[Records about charts and figures]
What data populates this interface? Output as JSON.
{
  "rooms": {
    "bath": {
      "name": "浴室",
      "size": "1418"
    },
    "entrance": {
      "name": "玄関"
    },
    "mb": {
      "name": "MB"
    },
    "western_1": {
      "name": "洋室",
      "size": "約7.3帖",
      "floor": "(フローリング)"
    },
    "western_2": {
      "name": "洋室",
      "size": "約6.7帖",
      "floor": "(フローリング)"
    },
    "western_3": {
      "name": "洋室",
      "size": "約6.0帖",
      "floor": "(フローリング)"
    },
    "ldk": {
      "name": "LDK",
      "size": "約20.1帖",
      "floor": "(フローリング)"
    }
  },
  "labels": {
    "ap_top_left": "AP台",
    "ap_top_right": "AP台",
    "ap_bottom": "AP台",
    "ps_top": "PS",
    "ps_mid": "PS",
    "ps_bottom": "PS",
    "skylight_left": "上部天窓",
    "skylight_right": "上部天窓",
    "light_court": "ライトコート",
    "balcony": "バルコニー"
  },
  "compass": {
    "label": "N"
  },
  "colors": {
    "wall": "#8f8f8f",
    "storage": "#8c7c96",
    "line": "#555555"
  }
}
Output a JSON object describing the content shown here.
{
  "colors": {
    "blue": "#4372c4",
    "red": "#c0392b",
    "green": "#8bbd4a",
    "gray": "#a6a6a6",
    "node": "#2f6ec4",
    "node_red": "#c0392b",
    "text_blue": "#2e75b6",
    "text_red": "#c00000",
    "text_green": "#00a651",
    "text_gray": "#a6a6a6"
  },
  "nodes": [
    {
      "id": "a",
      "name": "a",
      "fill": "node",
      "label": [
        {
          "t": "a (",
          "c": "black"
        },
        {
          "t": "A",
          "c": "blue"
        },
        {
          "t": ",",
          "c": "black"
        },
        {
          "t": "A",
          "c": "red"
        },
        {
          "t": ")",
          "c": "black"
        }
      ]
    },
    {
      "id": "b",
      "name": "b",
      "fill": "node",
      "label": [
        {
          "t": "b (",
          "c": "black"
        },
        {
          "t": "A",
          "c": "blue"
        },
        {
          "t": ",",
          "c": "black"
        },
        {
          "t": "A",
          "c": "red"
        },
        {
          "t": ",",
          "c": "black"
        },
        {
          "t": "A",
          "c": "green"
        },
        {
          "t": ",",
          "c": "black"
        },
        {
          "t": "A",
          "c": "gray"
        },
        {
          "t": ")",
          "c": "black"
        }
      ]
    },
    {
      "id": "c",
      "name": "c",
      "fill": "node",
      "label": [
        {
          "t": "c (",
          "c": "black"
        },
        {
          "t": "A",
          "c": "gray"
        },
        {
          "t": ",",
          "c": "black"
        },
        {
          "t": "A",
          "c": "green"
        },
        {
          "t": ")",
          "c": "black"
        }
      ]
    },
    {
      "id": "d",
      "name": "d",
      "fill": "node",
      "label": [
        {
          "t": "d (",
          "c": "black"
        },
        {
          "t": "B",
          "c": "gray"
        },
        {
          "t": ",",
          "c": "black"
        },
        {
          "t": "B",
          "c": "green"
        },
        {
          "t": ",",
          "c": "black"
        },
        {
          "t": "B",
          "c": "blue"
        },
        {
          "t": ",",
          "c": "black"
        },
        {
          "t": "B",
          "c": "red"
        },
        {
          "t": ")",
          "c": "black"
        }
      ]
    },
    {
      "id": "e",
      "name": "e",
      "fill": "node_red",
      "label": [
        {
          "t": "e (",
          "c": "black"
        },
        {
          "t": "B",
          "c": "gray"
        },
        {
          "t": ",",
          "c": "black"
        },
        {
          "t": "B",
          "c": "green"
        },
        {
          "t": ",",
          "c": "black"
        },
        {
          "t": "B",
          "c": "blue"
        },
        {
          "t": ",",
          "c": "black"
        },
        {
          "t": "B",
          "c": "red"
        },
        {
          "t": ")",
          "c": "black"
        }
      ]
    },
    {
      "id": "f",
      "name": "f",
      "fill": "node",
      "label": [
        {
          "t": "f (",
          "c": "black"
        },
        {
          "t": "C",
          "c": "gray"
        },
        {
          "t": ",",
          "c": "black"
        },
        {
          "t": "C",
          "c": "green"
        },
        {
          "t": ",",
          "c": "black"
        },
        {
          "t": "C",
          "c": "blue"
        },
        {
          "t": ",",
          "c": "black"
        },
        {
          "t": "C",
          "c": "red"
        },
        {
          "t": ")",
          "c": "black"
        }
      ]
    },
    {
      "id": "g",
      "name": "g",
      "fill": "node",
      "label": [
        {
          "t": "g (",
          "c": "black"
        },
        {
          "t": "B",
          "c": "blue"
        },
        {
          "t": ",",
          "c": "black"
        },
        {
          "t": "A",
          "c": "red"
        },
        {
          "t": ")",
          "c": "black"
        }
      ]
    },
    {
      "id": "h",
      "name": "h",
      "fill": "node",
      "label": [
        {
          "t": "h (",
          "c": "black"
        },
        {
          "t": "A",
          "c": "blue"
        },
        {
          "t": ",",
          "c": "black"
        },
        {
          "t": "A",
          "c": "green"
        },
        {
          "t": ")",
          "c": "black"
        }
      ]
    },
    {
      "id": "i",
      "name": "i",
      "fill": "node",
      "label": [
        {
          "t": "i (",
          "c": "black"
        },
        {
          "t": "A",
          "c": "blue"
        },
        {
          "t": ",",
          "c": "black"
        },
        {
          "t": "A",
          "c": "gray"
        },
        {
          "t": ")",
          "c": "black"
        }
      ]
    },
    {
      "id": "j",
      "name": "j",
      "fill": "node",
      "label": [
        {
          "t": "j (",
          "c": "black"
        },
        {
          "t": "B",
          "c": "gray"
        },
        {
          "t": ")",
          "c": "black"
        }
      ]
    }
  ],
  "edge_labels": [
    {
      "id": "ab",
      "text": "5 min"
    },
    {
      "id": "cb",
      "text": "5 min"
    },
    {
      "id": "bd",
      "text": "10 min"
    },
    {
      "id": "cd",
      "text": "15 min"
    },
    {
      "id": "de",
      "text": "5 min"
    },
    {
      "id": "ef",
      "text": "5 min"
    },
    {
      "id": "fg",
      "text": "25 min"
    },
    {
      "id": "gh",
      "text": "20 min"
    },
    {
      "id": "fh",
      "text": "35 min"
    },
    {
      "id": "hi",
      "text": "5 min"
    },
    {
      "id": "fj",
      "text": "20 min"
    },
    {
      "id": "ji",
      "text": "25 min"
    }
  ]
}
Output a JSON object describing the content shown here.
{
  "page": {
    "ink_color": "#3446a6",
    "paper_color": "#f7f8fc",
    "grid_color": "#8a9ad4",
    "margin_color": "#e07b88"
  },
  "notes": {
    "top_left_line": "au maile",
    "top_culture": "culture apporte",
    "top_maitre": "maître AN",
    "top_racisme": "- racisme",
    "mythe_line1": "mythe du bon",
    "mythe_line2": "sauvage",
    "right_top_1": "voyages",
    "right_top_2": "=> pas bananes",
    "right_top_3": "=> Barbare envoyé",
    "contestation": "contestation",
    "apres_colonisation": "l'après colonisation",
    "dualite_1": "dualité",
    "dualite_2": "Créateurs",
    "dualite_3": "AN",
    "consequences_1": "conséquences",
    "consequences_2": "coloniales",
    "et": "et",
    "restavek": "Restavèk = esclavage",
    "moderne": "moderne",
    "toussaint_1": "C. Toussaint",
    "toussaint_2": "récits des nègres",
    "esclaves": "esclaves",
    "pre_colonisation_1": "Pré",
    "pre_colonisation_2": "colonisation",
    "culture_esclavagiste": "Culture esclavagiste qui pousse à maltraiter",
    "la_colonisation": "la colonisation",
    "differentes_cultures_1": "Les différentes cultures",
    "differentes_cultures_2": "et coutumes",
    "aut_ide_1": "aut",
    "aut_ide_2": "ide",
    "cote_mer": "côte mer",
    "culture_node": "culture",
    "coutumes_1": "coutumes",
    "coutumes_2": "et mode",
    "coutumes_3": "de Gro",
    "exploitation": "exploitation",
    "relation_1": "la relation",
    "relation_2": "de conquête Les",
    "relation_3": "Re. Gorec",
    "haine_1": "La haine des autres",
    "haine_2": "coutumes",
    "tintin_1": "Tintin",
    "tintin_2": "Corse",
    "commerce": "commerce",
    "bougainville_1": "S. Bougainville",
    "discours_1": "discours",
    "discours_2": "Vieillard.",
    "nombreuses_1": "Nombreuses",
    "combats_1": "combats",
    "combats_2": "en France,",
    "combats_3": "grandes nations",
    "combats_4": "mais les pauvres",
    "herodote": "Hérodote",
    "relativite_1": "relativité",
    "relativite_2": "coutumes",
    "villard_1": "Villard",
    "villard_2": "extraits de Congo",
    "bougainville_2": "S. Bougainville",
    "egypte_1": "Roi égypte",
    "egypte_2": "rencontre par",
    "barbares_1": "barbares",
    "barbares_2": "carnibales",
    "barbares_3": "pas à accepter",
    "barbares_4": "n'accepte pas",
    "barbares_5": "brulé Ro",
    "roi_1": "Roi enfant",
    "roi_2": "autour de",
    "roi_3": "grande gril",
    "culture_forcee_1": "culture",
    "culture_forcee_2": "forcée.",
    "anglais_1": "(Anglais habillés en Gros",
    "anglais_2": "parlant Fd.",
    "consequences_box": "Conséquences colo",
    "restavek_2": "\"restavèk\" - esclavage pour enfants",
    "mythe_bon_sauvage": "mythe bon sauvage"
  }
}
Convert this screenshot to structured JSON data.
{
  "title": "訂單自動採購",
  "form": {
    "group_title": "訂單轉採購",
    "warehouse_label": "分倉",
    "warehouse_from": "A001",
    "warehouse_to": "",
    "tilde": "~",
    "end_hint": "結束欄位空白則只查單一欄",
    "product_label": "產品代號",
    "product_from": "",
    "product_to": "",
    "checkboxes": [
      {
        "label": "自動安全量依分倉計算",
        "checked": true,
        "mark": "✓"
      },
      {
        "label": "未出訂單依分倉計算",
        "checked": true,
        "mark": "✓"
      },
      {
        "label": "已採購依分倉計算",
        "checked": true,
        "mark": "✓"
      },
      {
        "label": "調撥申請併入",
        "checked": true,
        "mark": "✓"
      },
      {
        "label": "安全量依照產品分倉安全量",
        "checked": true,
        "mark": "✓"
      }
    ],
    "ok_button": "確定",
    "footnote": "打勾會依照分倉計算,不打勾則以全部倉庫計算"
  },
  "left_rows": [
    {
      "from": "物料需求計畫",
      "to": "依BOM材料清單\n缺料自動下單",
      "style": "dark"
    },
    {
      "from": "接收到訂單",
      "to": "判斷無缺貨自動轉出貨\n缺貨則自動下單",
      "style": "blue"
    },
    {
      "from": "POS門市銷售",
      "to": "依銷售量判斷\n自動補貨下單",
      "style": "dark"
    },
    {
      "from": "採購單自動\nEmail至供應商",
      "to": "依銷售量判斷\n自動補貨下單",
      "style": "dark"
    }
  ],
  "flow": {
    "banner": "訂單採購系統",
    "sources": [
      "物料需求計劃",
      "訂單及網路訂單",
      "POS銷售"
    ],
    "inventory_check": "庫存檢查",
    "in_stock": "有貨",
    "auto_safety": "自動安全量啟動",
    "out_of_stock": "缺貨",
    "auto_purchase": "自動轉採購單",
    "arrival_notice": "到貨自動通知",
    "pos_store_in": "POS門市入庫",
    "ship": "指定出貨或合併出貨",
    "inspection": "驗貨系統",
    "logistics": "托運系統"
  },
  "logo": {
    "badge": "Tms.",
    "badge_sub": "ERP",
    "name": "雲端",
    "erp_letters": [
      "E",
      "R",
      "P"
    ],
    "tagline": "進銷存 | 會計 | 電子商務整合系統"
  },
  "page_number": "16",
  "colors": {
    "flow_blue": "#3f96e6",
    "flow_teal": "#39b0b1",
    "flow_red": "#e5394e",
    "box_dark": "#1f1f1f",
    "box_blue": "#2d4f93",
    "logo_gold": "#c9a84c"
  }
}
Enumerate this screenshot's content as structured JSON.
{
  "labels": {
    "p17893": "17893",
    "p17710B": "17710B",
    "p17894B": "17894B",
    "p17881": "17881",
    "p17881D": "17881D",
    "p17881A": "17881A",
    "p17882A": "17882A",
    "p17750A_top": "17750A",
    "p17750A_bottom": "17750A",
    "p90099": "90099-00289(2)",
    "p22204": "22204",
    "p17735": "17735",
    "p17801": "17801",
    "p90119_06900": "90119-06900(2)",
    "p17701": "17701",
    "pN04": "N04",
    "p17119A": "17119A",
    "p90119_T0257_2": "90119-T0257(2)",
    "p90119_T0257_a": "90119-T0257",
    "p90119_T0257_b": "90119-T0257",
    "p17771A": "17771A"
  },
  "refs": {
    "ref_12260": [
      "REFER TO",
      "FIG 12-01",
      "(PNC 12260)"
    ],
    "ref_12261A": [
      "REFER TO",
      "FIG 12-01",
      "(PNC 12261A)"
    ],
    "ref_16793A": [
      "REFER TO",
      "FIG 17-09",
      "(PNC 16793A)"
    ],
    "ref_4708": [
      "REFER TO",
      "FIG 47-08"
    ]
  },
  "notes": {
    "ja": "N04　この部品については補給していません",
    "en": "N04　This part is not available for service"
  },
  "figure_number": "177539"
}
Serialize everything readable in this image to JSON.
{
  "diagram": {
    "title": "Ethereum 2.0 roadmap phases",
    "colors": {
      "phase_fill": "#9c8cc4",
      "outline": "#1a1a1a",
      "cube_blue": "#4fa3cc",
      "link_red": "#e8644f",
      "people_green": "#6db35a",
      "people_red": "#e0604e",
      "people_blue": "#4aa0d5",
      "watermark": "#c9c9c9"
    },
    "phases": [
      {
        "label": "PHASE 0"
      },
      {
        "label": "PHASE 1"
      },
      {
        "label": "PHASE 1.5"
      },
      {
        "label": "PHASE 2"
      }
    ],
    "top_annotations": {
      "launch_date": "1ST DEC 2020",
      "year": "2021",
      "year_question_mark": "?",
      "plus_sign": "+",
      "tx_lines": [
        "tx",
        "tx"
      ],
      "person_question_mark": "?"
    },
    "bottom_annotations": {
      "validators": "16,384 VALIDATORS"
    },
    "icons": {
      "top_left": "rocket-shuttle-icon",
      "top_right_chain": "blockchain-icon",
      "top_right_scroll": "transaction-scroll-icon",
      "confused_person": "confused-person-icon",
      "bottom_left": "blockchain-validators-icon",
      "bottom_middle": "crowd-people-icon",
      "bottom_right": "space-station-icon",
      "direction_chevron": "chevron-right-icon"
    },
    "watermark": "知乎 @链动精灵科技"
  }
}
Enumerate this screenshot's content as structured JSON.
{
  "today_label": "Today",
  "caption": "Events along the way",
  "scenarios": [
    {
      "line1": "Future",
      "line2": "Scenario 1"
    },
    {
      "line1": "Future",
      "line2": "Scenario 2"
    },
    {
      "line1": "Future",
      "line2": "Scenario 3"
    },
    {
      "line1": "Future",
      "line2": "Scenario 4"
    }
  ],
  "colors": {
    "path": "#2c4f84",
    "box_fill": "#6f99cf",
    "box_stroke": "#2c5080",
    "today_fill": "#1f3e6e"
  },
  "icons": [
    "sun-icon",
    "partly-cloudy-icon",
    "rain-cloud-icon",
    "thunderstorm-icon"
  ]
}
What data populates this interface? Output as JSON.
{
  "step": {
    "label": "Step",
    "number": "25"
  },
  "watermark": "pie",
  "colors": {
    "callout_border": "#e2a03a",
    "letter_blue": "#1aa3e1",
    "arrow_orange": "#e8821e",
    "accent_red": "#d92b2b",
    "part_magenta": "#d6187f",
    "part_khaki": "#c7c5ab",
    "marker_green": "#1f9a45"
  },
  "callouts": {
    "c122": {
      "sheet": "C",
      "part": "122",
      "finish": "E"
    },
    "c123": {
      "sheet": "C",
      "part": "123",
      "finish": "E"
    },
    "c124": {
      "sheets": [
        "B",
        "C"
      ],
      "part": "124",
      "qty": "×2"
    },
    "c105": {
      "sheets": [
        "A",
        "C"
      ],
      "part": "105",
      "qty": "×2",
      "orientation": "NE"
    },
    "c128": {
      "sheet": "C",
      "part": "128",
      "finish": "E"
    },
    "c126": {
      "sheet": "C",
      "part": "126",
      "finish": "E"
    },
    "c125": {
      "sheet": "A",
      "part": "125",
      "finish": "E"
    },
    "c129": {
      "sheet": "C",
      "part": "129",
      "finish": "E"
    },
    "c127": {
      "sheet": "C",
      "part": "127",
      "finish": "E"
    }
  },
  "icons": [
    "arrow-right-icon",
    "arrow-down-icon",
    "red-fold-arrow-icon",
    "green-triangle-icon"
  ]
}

> GIVEN PROBLEM
Locate the word "sauvage" in the records and collect each line it appears in.

> THE OUTPUT
    "mythe_line2": "sauvage",
    "mythe_bon_sauvage": "mythe bon sauvage"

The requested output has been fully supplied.